*YOUR INSTRUCTIONS*: Set down, in full, every record in the block.

*AVAILABLE RECORDS*:
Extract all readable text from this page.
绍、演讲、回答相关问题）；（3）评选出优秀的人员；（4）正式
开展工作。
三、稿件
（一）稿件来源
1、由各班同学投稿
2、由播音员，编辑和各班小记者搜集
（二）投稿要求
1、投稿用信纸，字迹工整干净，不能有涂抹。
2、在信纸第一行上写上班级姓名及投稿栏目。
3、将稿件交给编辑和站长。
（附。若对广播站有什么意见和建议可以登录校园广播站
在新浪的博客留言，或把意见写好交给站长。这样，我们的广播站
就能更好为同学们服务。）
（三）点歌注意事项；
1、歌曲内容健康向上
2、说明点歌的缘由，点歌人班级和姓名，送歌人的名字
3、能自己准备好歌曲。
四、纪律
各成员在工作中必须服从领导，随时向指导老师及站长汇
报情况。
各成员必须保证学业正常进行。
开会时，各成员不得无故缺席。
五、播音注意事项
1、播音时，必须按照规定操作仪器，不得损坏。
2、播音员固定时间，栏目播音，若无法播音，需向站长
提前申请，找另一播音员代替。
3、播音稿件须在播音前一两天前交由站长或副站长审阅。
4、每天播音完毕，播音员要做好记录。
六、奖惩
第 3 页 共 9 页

*RESULT OF THE TASK*:
Extract all readable text from this page.
绍、演讲、回答相关问题）；（3）评选出优秀的人员；（4）正式
开展工作。
三、稿件
（一）稿件来源
1、由各班同学投稿
2、由播音员，编辑和各班小记者搜集
（二）投稿要求
1、投稿用信纸，字迹工整干净，不能有涂抹。
2、在信纸第一行上写上班级姓名及投稿栏目。
3、将稿件交给编辑和站长。
（附。若对广播站有什么意见和建议可以登录校园广播站
在新浪的博客留言，或把意见写好交给站长。这样，我们的广播站
就能更好为同学们服务。）
（三）点歌注意事项；
1、歌曲内容健康向上
2、说明点歌的缘由，点歌人班级和姓名，送歌人的名字
3、能自己准备好歌曲。
四、纪律
各成员在工作中必须服从领导，随时向指导老师及站长汇
报情况。
各成员必须保证学业正常进行。
开会时，各成员不得无故缺席。
五、播音注意事项
1、播音时，必须按照规定操作仪器，不得损坏。
2、播音员固定时间，栏目播音，若无法播音，需向站长
提前申请，找另一播音员代替。
3、播音稿件须在播音前一两天前交由站长或副站长审阅。
4、每天播音完毕，播音员要做好记录。
六、奖惩
第 3 页 共 9 页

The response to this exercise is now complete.